REQUIREMENT >>
Sift the listing for lines that hold the string "Within" and pull them out.

LISTED ENTRIES >>
>> Start

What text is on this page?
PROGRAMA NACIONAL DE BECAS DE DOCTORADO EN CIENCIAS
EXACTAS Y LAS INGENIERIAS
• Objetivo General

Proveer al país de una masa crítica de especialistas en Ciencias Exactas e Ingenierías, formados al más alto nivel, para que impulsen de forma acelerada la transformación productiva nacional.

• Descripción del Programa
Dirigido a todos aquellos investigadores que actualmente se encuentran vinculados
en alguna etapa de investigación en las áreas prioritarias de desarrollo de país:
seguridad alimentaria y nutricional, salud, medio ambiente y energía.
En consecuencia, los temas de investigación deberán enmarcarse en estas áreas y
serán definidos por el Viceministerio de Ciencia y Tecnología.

>> End
>> Start

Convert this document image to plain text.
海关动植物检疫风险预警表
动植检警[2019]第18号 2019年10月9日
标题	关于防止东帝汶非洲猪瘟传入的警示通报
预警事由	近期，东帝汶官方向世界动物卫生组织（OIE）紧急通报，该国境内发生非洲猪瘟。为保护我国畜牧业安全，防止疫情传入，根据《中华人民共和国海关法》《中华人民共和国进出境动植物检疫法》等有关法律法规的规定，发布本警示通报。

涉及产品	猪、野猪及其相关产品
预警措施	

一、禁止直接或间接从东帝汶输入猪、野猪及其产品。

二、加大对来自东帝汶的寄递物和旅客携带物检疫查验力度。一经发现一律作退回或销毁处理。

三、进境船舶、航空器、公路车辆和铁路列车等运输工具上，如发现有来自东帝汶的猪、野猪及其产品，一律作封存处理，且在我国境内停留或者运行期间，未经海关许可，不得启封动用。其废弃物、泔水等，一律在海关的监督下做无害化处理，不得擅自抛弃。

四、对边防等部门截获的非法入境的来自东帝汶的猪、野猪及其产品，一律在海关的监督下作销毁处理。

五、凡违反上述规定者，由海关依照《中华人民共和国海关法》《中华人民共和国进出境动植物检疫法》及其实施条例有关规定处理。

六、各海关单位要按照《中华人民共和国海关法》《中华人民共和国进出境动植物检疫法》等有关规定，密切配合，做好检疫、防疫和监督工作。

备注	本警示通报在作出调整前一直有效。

>> End
>> Start

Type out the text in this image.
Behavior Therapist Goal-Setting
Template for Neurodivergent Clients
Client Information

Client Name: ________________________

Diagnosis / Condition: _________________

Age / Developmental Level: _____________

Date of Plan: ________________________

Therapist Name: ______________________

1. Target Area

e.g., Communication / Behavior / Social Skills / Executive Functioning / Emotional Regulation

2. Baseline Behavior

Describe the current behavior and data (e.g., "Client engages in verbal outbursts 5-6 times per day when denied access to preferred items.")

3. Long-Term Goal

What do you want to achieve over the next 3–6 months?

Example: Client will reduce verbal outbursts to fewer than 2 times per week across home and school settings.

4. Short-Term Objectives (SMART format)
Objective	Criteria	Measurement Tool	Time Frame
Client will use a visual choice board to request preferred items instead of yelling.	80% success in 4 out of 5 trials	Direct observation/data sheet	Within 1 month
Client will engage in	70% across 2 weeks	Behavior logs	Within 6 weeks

>> End

SOLUTION TO THIS EXERCISE >>
Client will use a visual choice board to request preferred items instead of yelling.	80% success in 4 out of 5 trials	Direct observation/data sheet	Within 1 month
Client will engage in	70% across 2 weeks	Behavior logs	Within 6 weeks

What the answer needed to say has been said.